Restate each line of the listing exactly, without carrying over any pictures.

━━━ Supplied material

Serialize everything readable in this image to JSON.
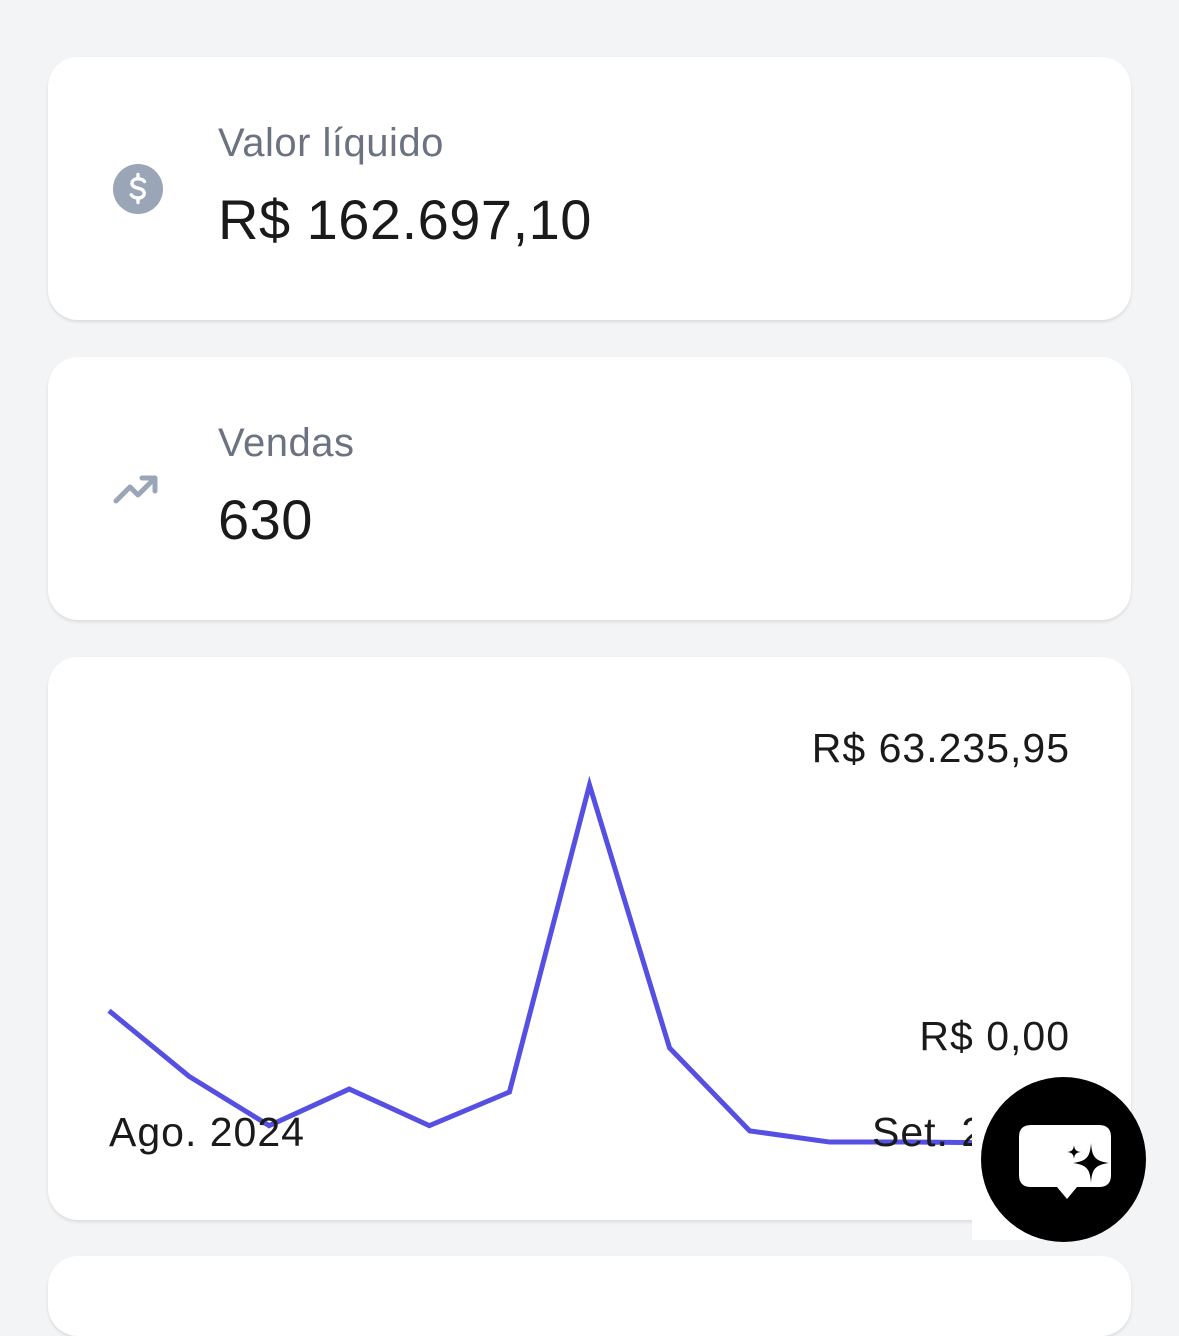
{
  "cards": {
    "net_value": {
      "label": "Valor líquido",
      "value": "R$ 162.697,10",
      "icon": "dollar-circle-icon"
    },
    "sales": {
      "label": "Vendas",
      "value": "630",
      "icon": "trending-up-icon"
    }
  },
  "chart": {
    "max_label": "R$ 63.235,95",
    "min_label": "R$ 0,00",
    "start_label": "Ago. 2024",
    "end_label": "Set. 2"
  },
  "chart_data": {
    "type": "line",
    "x_start": "Ago. 2024",
    "x_end": "Set. 2…",
    "ylim": [
      0,
      63235.95
    ],
    "series": [
      {
        "color": "#5650e2",
        "values": [
          33000,
          24200,
          17600,
          22500,
          17600,
          22100,
          63235.95,
          28000,
          16900,
          15400,
          15400,
          15300,
          15300
        ]
      }
    ]
  },
  "fab": {
    "icon": "ai-chat-sparkle-icon"
  },
  "colors": {
    "accent": "#5650e2",
    "icon_gray": "#9aa5b8",
    "label_gray": "#6b7280",
    "background": "#f3f4f6"
  }
}
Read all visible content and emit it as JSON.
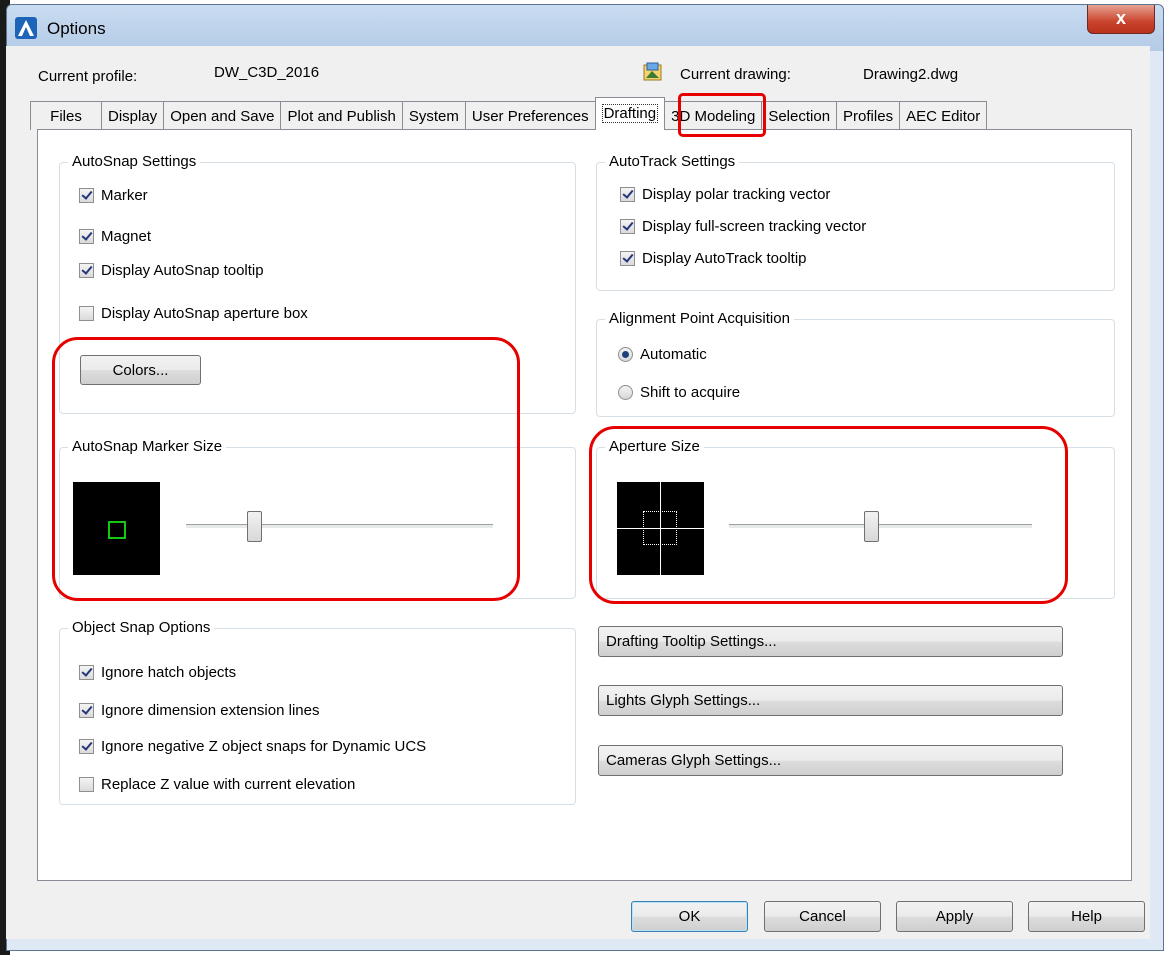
{
  "window": {
    "title": "Options",
    "close_label": "x",
    "current_profile_label": "Current profile:",
    "current_profile_value": "DW_C3D_2016",
    "current_drawing_label": "Current drawing:",
    "current_drawing_value": "Drawing2.dwg"
  },
  "tabs": [
    "Files",
    "Display",
    "Open and Save",
    "Plot and Publish",
    "System",
    "User Preferences",
    "Drafting",
    "3D Modeling",
    "Selection",
    "Profiles",
    "AEC Editor"
  ],
  "active_tab": "Drafting",
  "autosnap": {
    "title": "AutoSnap Settings",
    "marker": "Marker",
    "magnet": "Magnet",
    "tooltip": "Display AutoSnap tooltip",
    "aperture_box": "Display AutoSnap aperture box",
    "colors_button": "Colors..."
  },
  "marker_size": {
    "title": "AutoSnap Marker Size",
    "slider_fraction": 0.23
  },
  "object_snap": {
    "title": "Object Snap Options",
    "ignore_hatch": "Ignore hatch objects",
    "ignore_dim": "Ignore dimension extension lines",
    "ignore_negative_z": "Ignore negative Z object snaps for Dynamic UCS",
    "replace_z": "Replace Z value with current elevation"
  },
  "autotrack": {
    "title": "AutoTrack Settings",
    "polar": "Display polar tracking vector",
    "fullscreen": "Display full-screen tracking vector",
    "tooltip": "Display AutoTrack tooltip"
  },
  "alignment": {
    "title": "Alignment Point Acquisition",
    "automatic": "Automatic",
    "shift": "Shift to acquire"
  },
  "aperture": {
    "title": "Aperture Size",
    "slider_fraction": 0.47
  },
  "buttons": {
    "drafting_tooltip": "Drafting Tooltip Settings...",
    "lights_glyph": "Lights Glyph Settings...",
    "cameras_glyph": "Cameras Glyph Settings...",
    "ok": "OK",
    "cancel": "Cancel",
    "apply": "Apply",
    "help": "Help"
  },
  "colors": {
    "highlight": "#e60000",
    "marker": "#14c814",
    "preview_bg": "#000000"
  }
}
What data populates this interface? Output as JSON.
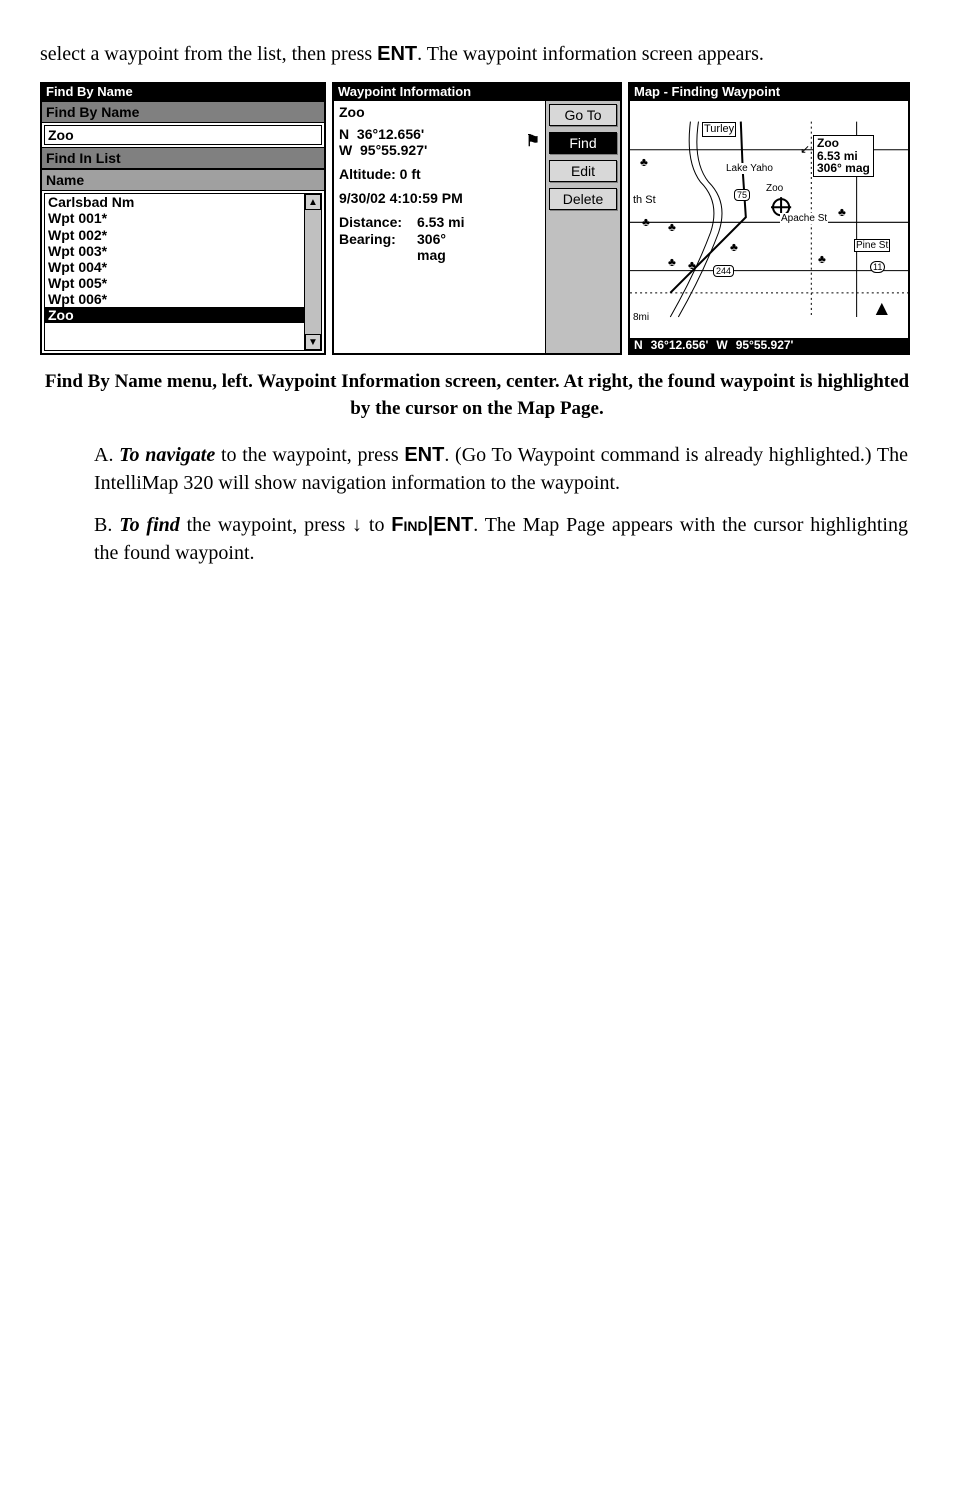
{
  "intro": {
    "a": "select a waypoint from the list, then press ",
    "ent": "ENT",
    "b": ". The waypoint information screen appears."
  },
  "s1": {
    "titlebar": "Find By Name",
    "header": "Find By Name",
    "nameValue": "Zoo",
    "listHeader": "Find In List",
    "col": "Name",
    "items": [
      "Carlsbad Nm",
      "Wpt 001*",
      "Wpt 002*",
      "Wpt 003*",
      "Wpt 004*",
      "Wpt 005*",
      "Wpt 006*",
      "Zoo"
    ]
  },
  "s2": {
    "titlebar": "Waypoint Information",
    "name": "Zoo",
    "latLabel": "N",
    "lat": "36°12.656'",
    "lonLabel": "W",
    "lon": "95°55.927'",
    "altLabel": "Altitude:",
    "alt": "0 ft",
    "timestamp": "9/30/02 4:10:59 PM",
    "distLabel": "Distance:",
    "dist": "6.53 mi",
    "bearLabel": "Bearing:",
    "bear": "306°",
    "bearUnit": "mag",
    "buttons": {
      "goto": "Go To",
      "find": "Find",
      "edit": "Edit",
      "delete": "Delete"
    }
  },
  "s3": {
    "titlebar": "Map - Finding Waypoint",
    "callout1": "Zoo",
    "callout2": "6.53 mi",
    "callout3": "306° mag",
    "labels": {
      "turley": "Turley",
      "lake": "Lake Yaho",
      "thst": "th St",
      "zoo": "Zoo",
      "apache": "Apache St",
      "pine": "Pine St",
      "hwy75": "75",
      "hwy244": "244",
      "hwy11": "11",
      "scale": "8mi"
    },
    "footer": {
      "n": "N",
      "lat": "36°12.656'",
      "w": "W",
      "lon": "95°55.927'"
    }
  },
  "caption": "Find By Name menu, left. Waypoint Information screen, center. At right, the found waypoint is highlighted by the cursor on the Map Page.",
  "paraA": {
    "lead": "A. ",
    "nav": "To navigate",
    "a": " to the waypoint, press ",
    "ent": "ENT",
    "b": ". (Go To Waypoint command is already highlighted.) The IntelliMap 320 will show navigation information to the waypoint."
  },
  "paraB": {
    "lead": "B. ",
    "find": "To find",
    "a": " the waypoint, press ↓ to ",
    "cmd": "Find",
    "bar": "|",
    "ent": "ENT",
    "b": ". The Map Page appears with the cursor highlighting the found waypoint."
  }
}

━━━━━━

• **Written solution**:
Serialize everything readable in this image to JSON.
{
  "cards": {
    "net_value": {
      "label": "Valor líquido",
      "value": "R$ 162.697,10",
      "icon": "dollar-circle-icon"
    },
    "sales": {
      "label": "Vendas",
      "value": "630",
      "icon": "trending-up-icon"
    }
  },
  "chart": {
    "max_label": "R$ 63.235,95",
    "min_label": "R$ 0,00",
    "start_label": "Ago. 2024",
    "end_label": "Set. 2"
  },
  "chart_data": {
    "type": "line",
    "x_start": "Ago. 2024",
    "x_end": "Set. 2…",
    "ylim": [
      0,
      63235.95
    ],
    "series": [
      {
        "color": "#5650e2",
        "values": [
          33000,
          24200,
          17600,
          22500,
          17600,
          22100,
          63235.95,
          28000,
          16900,
          15400,
          15400,
          15300,
          15300
        ]
      }
    ]
  },
  "fab": {
    "icon": "ai-chat-sparkle-icon"
  },
  "colors": {
    "accent": "#5650e2",
    "icon_gray": "#9aa5b8",
    "label_gray": "#6b7280",
    "background": "#f3f4f6"
  }
}
Read all visible content and emit it as JSON.
{
  "window": {
    "title": "Options",
    "close_label": "x",
    "current_profile_label": "Current profile:",
    "current_profile_value": "DW_C3D_2016",
    "current_drawing_label": "Current drawing:",
    "current_drawing_value": "Drawing2.dwg"
  },
  "tabs": [
    "Files",
    "Display",
    "Open and Save",
    "Plot and Publish",
    "System",
    "User Preferences",
    "Drafting",
    "3D Modeling",
    "Selection",
    "Profiles",
    "AEC Editor"
  ],
  "active_tab": "Drafting",
  "autosnap": {
    "title": "AutoSnap Settings",
    "marker": "Marker",
    "magnet": "Magnet",
    "tooltip": "Display AutoSnap tooltip",
    "aperture_box": "Display AutoSnap aperture box",
    "colors_button": "Colors..."
  },
  "marker_size": {
    "title": "AutoSnap Marker Size",
    "slider_fraction": 0.23
  },
  "object_snap": {
    "title": "Object Snap Options",
    "ignore_hatch": "Ignore hatch objects",
    "ignore_dim": "Ignore dimension extension lines",
    "ignore_negative_z": "Ignore negative Z object snaps for Dynamic UCS",
    "replace_z": "Replace Z value with current elevation"
  },
  "autotrack": {
    "title": "AutoTrack Settings",
    "polar": "Display polar tracking vector",
    "fullscreen": "Display full-screen tracking vector",
    "tooltip": "Display AutoTrack tooltip"
  },
  "alignment": {
    "title": "Alignment Point Acquisition",
    "automatic": "Automatic",
    "shift": "Shift to acquire"
  },
  "aperture": {
    "title": "Aperture Size",
    "slider_fraction": 0.47
  },
  "buttons": {
    "drafting_tooltip": "Drafting Tooltip Settings...",
    "lights_glyph": "Lights Glyph Settings...",
    "cameras_glyph": "Cameras Glyph Settings...",
    "ok": "OK",
    "cancel": "Cancel",
    "apply": "Apply",
    "help": "Help"
  },
  "colors": {
    "highlight": "#e60000",
    "marker": "#14c814",
    "preview_bg": "#000000"
  }
}
What data populates this interface? Output as JSON.
{
  "intro": {
    "a": "select a waypoint from the list, then press ",
    "ent": "ENT",
    "b": ". The waypoint information screen appears."
  },
  "s1": {
    "titlebar": "Find By Name",
    "header": "Find By Name",
    "nameValue": "Zoo",
    "listHeader": "Find In List",
    "col": "Name",
    "items": [
      "Carlsbad Nm",
      "Wpt 001*",
      "Wpt 002*",
      "Wpt 003*",
      "Wpt 004*",
      "Wpt 005*",
      "Wpt 006*",
      "Zoo"
    ]
  },
  "s2": {
    "titlebar": "Waypoint Information",
    "name": "Zoo",
    "latLabel": "N",
    "lat": "36°12.656'",
    "lonLabel": "W",
    "lon": "95°55.927'",
    "altLabel": "Altitude:",
    "alt": "0 ft",
    "timestamp": "9/30/02 4:10:59 PM",
    "distLabel": "Distance:",
    "dist": "6.53 mi",
    "bearLabel": "Bearing:",
    "bear": "306°",
    "bearUnit": "mag",
    "buttons": {
      "goto": "Go To",
      "find": "Find",
      "edit": "Edit",
      "delete": "Delete"
    }
  },
  "s3": {
    "titlebar": "Map - Finding Waypoint",
    "callout1": "Zoo",
    "callout2": "6.53 mi",
    "callout3": "306° mag",
    "labels": {
      "turley": "Turley",
      "lake": "Lake Yaho",
      "thst": "th St",
      "zoo": "Zoo",
      "apache": "Apache St",
      "pine": "Pine St",
      "hwy75": "75",
      "hwy244": "244",
      "hwy11": "11",
      "scale": "8mi"
    },
    "footer": {
      "n": "N",
      "lat": "36°12.656'",
      "w": "W",
      "lon": "95°55.927'"
    }
  },
  "caption": "Find By Name menu, left. Waypoint Information screen, center. At right, the found waypoint is highlighted by the cursor on the Map Page.",
  "paraA": {
    "lead": "A. ",
    "nav": "To navigate",
    "a": " to the waypoint, press ",
    "ent": "ENT",
    "b": ". (Go To Waypoint command is already highlighted.) The IntelliMap 320 will show navigation information to the waypoint."
  },
  "paraB": {
    "lead": "B. ",
    "find": "To find",
    "a": " the waypoint, press ↓ to ",
    "cmd": "Find",
    "bar": "|",
    "ent": "ENT",
    "b": ". The Map Page appears with the cursor highlighting the found waypoint."
  }
}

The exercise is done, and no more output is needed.